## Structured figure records
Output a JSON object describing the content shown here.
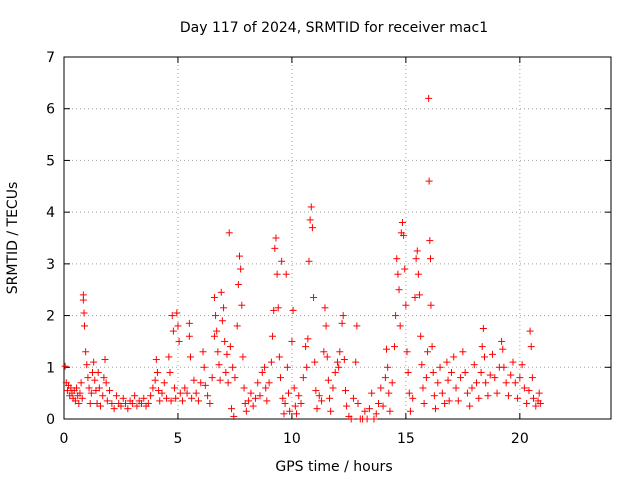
{
  "chart_data": {
    "type": "scatter",
    "title": "Day 117 of 2024, SRMTID for receiver mac1",
    "xlabel": "GPS time / hours",
    "ylabel": "SRMTID / TECUs",
    "xlim": [
      0,
      24
    ],
    "ylim": [
      0,
      7
    ],
    "xticks": [
      0,
      5,
      10,
      15,
      20
    ],
    "yticks": [
      0,
      1,
      2,
      3,
      4,
      5,
      6,
      7
    ],
    "grid": true,
    "marker": "+",
    "color": "#ff0000",
    "series": [
      {
        "name": "mac1",
        "points": [
          [
            0.05,
            1.02
          ],
          [
            0.1,
            0.7
          ],
          [
            0.15,
            0.55
          ],
          [
            0.2,
            0.65
          ],
          [
            0.25,
            0.45
          ],
          [
            0.3,
            0.6
          ],
          [
            0.35,
            0.5
          ],
          [
            0.4,
            0.4
          ],
          [
            0.45,
            0.55
          ],
          [
            0.5,
            0.35
          ],
          [
            0.55,
            0.6
          ],
          [
            0.6,
            0.45
          ],
          [
            0.65,
            0.3
          ],
          [
            0.7,
            0.5
          ],
          [
            0.75,
            0.7
          ],
          [
            0.8,
            0.4
          ],
          [
            0.85,
            2.4
          ],
          [
            0.85,
            2.3
          ],
          [
            0.88,
            2.05
          ],
          [
            0.9,
            1.8
          ],
          [
            0.95,
            1.3
          ],
          [
            1.0,
            1.05
          ],
          [
            1.05,
            0.8
          ],
          [
            1.1,
            0.6
          ],
          [
            1.15,
            0.3
          ],
          [
            1.2,
            0.5
          ],
          [
            1.25,
            0.9
          ],
          [
            1.3,
            1.1
          ],
          [
            1.35,
            0.75
          ],
          [
            1.4,
            0.55
          ],
          [
            1.45,
            0.3
          ],
          [
            1.5,
            0.9
          ],
          [
            1.55,
            0.6
          ],
          [
            1.6,
            0.25
          ],
          [
            1.7,
            0.45
          ],
          [
            1.75,
            0.8
          ],
          [
            1.8,
            1.15
          ],
          [
            1.85,
            0.7
          ],
          [
            1.9,
            0.35
          ],
          [
            2.0,
            0.55
          ],
          [
            2.1,
            0.3
          ],
          [
            2.2,
            0.2
          ],
          [
            2.3,
            0.45
          ],
          [
            2.4,
            0.3
          ],
          [
            2.5,
            0.25
          ],
          [
            2.6,
            0.4
          ],
          [
            2.7,
            0.3
          ],
          [
            2.8,
            0.2
          ],
          [
            2.9,
            0.35
          ],
          [
            3.0,
            0.3
          ],
          [
            3.1,
            0.45
          ],
          [
            3.2,
            0.25
          ],
          [
            3.3,
            0.35
          ],
          [
            3.4,
            0.3
          ],
          [
            3.5,
            0.4
          ],
          [
            3.6,
            0.25
          ],
          [
            3.7,
            0.3
          ],
          [
            3.8,
            0.45
          ],
          [
            3.9,
            0.6
          ],
          [
            4.0,
            0.75
          ],
          [
            4.05,
            1.15
          ],
          [
            4.1,
            0.9
          ],
          [
            4.15,
            0.55
          ],
          [
            4.2,
            0.35
          ],
          [
            4.3,
            0.5
          ],
          [
            4.4,
            0.7
          ],
          [
            4.5,
            0.4
          ],
          [
            4.6,
            1.2
          ],
          [
            4.65,
            0.9
          ],
          [
            4.7,
            0.35
          ],
          [
            4.75,
            2.0
          ],
          [
            4.8,
            1.7
          ],
          [
            4.85,
            0.6
          ],
          [
            4.9,
            0.4
          ],
          [
            4.95,
            2.05
          ],
          [
            5.0,
            1.8
          ],
          [
            5.05,
            1.5
          ],
          [
            5.1,
            0.5
          ],
          [
            5.2,
            0.35
          ],
          [
            5.3,
            0.6
          ],
          [
            5.4,
            0.5
          ],
          [
            5.5,
            1.6
          ],
          [
            5.5,
            1.85
          ],
          [
            5.55,
            1.2
          ],
          [
            5.6,
            0.4
          ],
          [
            5.7,
            0.75
          ],
          [
            5.8,
            0.5
          ],
          [
            5.9,
            0.35
          ],
          [
            6.0,
            0.7
          ],
          [
            6.1,
            1.3
          ],
          [
            6.15,
            1.0
          ],
          [
            6.2,
            0.65
          ],
          [
            6.3,
            0.45
          ],
          [
            6.4,
            0.3
          ],
          [
            6.5,
            0.8
          ],
          [
            6.6,
            1.6
          ],
          [
            6.6,
            2.35
          ],
          [
            6.65,
            2.0
          ],
          [
            6.7,
            1.7
          ],
          [
            6.75,
            1.3
          ],
          [
            6.8,
            1.05
          ],
          [
            6.85,
            0.75
          ],
          [
            6.9,
            2.45
          ],
          [
            6.95,
            1.9
          ],
          [
            7.0,
            2.15
          ],
          [
            7.05,
            1.5
          ],
          [
            7.1,
            0.9
          ],
          [
            7.15,
            1.25
          ],
          [
            7.2,
            0.7
          ],
          [
            7.25,
            3.6
          ],
          [
            7.3,
            1.4
          ],
          [
            7.35,
            0.2
          ],
          [
            7.4,
            1.0
          ],
          [
            7.45,
            0.05
          ],
          [
            7.5,
            0.8
          ],
          [
            7.6,
            1.8
          ],
          [
            7.65,
            2.6
          ],
          [
            7.7,
            3.15
          ],
          [
            7.75,
            2.9
          ],
          [
            7.8,
            2.2
          ],
          [
            7.85,
            1.2
          ],
          [
            7.9,
            0.6
          ],
          [
            7.95,
            0.3
          ],
          [
            8.0,
            0.15
          ],
          [
            8.1,
            0.35
          ],
          [
            8.2,
            0.5
          ],
          [
            8.3,
            0.25
          ],
          [
            8.4,
            0.4
          ],
          [
            8.5,
            0.7
          ],
          [
            8.6,
            0.45
          ],
          [
            8.7,
            0.9
          ],
          [
            8.8,
            1.0
          ],
          [
            8.85,
            0.6
          ],
          [
            8.9,
            0.35
          ],
          [
            9.0,
            0.7
          ],
          [
            9.1,
            1.1
          ],
          [
            9.15,
            1.6
          ],
          [
            9.2,
            2.1
          ],
          [
            9.25,
            3.3
          ],
          [
            9.3,
            3.5
          ],
          [
            9.35,
            2.8
          ],
          [
            9.4,
            2.15
          ],
          [
            9.45,
            1.2
          ],
          [
            9.5,
            0.8
          ],
          [
            9.55,
            3.05
          ],
          [
            9.6,
            0.4
          ],
          [
            9.65,
            0.1
          ],
          [
            9.7,
            0.3
          ],
          [
            9.75,
            2.8
          ],
          [
            9.8,
            1.0
          ],
          [
            9.85,
            0.5
          ],
          [
            9.9,
            0.15
          ],
          [
            10.0,
            1.5
          ],
          [
            10.05,
            2.1
          ],
          [
            10.1,
            0.6
          ],
          [
            10.15,
            0.25
          ],
          [
            10.2,
            0.1
          ],
          [
            10.3,
            0.45
          ],
          [
            10.4,
            0.3
          ],
          [
            10.5,
            0.8
          ],
          [
            10.6,
            1.4
          ],
          [
            10.65,
            1.0
          ],
          [
            10.7,
            1.55
          ],
          [
            10.75,
            3.05
          ],
          [
            10.8,
            3.85
          ],
          [
            10.85,
            4.1
          ],
          [
            10.9,
            3.7
          ],
          [
            10.95,
            2.35
          ],
          [
            11.0,
            1.1
          ],
          [
            11.05,
            0.55
          ],
          [
            11.1,
            0.2
          ],
          [
            11.2,
            0.45
          ],
          [
            11.3,
            0.35
          ],
          [
            11.4,
            1.3
          ],
          [
            11.45,
            2.15
          ],
          [
            11.5,
            1.8
          ],
          [
            11.55,
            1.2
          ],
          [
            11.6,
            0.75
          ],
          [
            11.65,
            0.4
          ],
          [
            11.7,
            0.15
          ],
          [
            11.8,
            0.6
          ],
          [
            11.9,
            0.9
          ],
          [
            12.0,
            1.1
          ],
          [
            12.05,
            1.0
          ],
          [
            12.1,
            1.3
          ],
          [
            12.2,
            1.85
          ],
          [
            12.25,
            2.0
          ],
          [
            12.3,
            1.15
          ],
          [
            12.35,
            0.55
          ],
          [
            12.4,
            0.25
          ],
          [
            12.5,
            0.05
          ],
          [
            12.6,
            0.0
          ],
          [
            12.7,
            0.4
          ],
          [
            12.8,
            1.1
          ],
          [
            12.85,
            1.8
          ],
          [
            12.9,
            0.3
          ],
          [
            13.0,
            0.0
          ],
          [
            13.1,
            0.0
          ],
          [
            13.2,
            0.15
          ],
          [
            13.3,
            0.0
          ],
          [
            13.4,
            0.2
          ],
          [
            13.5,
            0.5
          ],
          [
            13.6,
            0.0
          ],
          [
            13.7,
            0.1
          ],
          [
            13.8,
            0.3
          ],
          [
            13.9,
            0.6
          ],
          [
            14.0,
            0.25
          ],
          [
            14.1,
            0.8
          ],
          [
            14.15,
            1.35
          ],
          [
            14.2,
            1.0
          ],
          [
            14.25,
            0.5
          ],
          [
            14.3,
            0.15
          ],
          [
            14.4,
            0.7
          ],
          [
            14.5,
            1.4
          ],
          [
            14.55,
            2.0
          ],
          [
            14.6,
            3.1
          ],
          [
            14.65,
            2.8
          ],
          [
            14.7,
            2.5
          ],
          [
            14.75,
            1.8
          ],
          [
            14.8,
            3.6
          ],
          [
            14.85,
            3.8
          ],
          [
            14.9,
            3.55
          ],
          [
            14.95,
            2.9
          ],
          [
            15.0,
            2.2
          ],
          [
            15.05,
            1.3
          ],
          [
            15.1,
            0.9
          ],
          [
            15.15,
            0.5
          ],
          [
            15.2,
            0.15
          ],
          [
            15.3,
            0.4
          ],
          [
            15.4,
            2.35
          ],
          [
            15.45,
            3.1
          ],
          [
            15.5,
            3.25
          ],
          [
            15.55,
            2.8
          ],
          [
            15.6,
            2.4
          ],
          [
            15.65,
            1.6
          ],
          [
            15.7,
            1.05
          ],
          [
            15.75,
            0.6
          ],
          [
            15.8,
            0.3
          ],
          [
            15.9,
            0.8
          ],
          [
            15.95,
            1.3
          ],
          [
            16.0,
            6.2
          ],
          [
            16.02,
            4.6
          ],
          [
            16.05,
            3.45
          ],
          [
            16.08,
            3.1
          ],
          [
            16.1,
            2.2
          ],
          [
            16.15,
            1.4
          ],
          [
            16.2,
            0.9
          ],
          [
            16.25,
            0.45
          ],
          [
            16.3,
            0.2
          ],
          [
            16.4,
            0.7
          ],
          [
            16.5,
            1.0
          ],
          [
            16.6,
            0.5
          ],
          [
            16.7,
            0.3
          ],
          [
            16.8,
            1.1
          ],
          [
            16.85,
            0.75
          ],
          [
            16.9,
            0.35
          ],
          [
            17.0,
            0.9
          ],
          [
            17.1,
            1.2
          ],
          [
            17.2,
            0.6
          ],
          [
            17.3,
            0.35
          ],
          [
            17.4,
            0.8
          ],
          [
            17.5,
            1.3
          ],
          [
            17.6,
            0.9
          ],
          [
            17.7,
            0.5
          ],
          [
            17.8,
            0.25
          ],
          [
            17.9,
            0.6
          ],
          [
            18.0,
            1.05
          ],
          [
            18.1,
            0.7
          ],
          [
            18.2,
            0.4
          ],
          [
            18.3,
            0.9
          ],
          [
            18.35,
            1.4
          ],
          [
            18.4,
            1.75
          ],
          [
            18.45,
            1.2
          ],
          [
            18.5,
            0.7
          ],
          [
            18.6,
            0.45
          ],
          [
            18.7,
            0.85
          ],
          [
            18.8,
            1.25
          ],
          [
            18.9,
            0.8
          ],
          [
            19.0,
            0.5
          ],
          [
            19.1,
            1.0
          ],
          [
            19.2,
            1.5
          ],
          [
            19.25,
            1.35
          ],
          [
            19.3,
            1.0
          ],
          [
            19.4,
            0.7
          ],
          [
            19.5,
            0.45
          ],
          [
            19.6,
            0.85
          ],
          [
            19.7,
            1.1
          ],
          [
            19.8,
            0.7
          ],
          [
            19.9,
            0.4
          ],
          [
            20.0,
            0.8
          ],
          [
            20.1,
            1.05
          ],
          [
            20.2,
            0.6
          ],
          [
            20.3,
            0.3
          ],
          [
            20.4,
            0.55
          ],
          [
            20.45,
            1.7
          ],
          [
            20.5,
            1.4
          ],
          [
            20.55,
            0.8
          ],
          [
            20.6,
            0.4
          ],
          [
            20.7,
            0.25
          ],
          [
            20.8,
            0.35
          ],
          [
            20.85,
            0.5
          ],
          [
            20.9,
            0.3
          ]
        ]
      }
    ]
  }
}
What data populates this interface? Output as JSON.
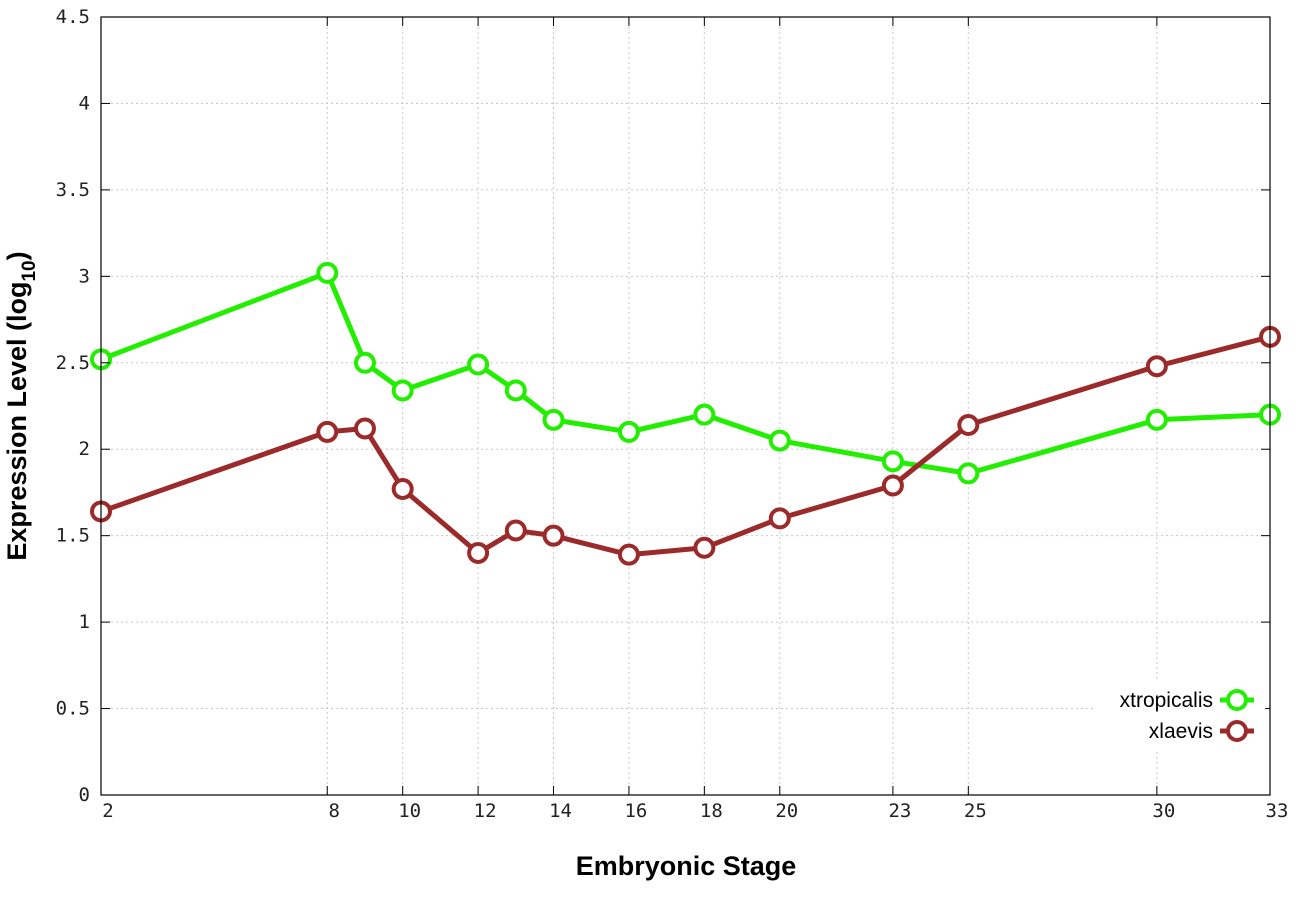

## Short exercise
Search the data for the string "Output". List each line that has it.

## Written solution
Output a JSON object describing the content shown here.
What data populates this interface? Output as JSON.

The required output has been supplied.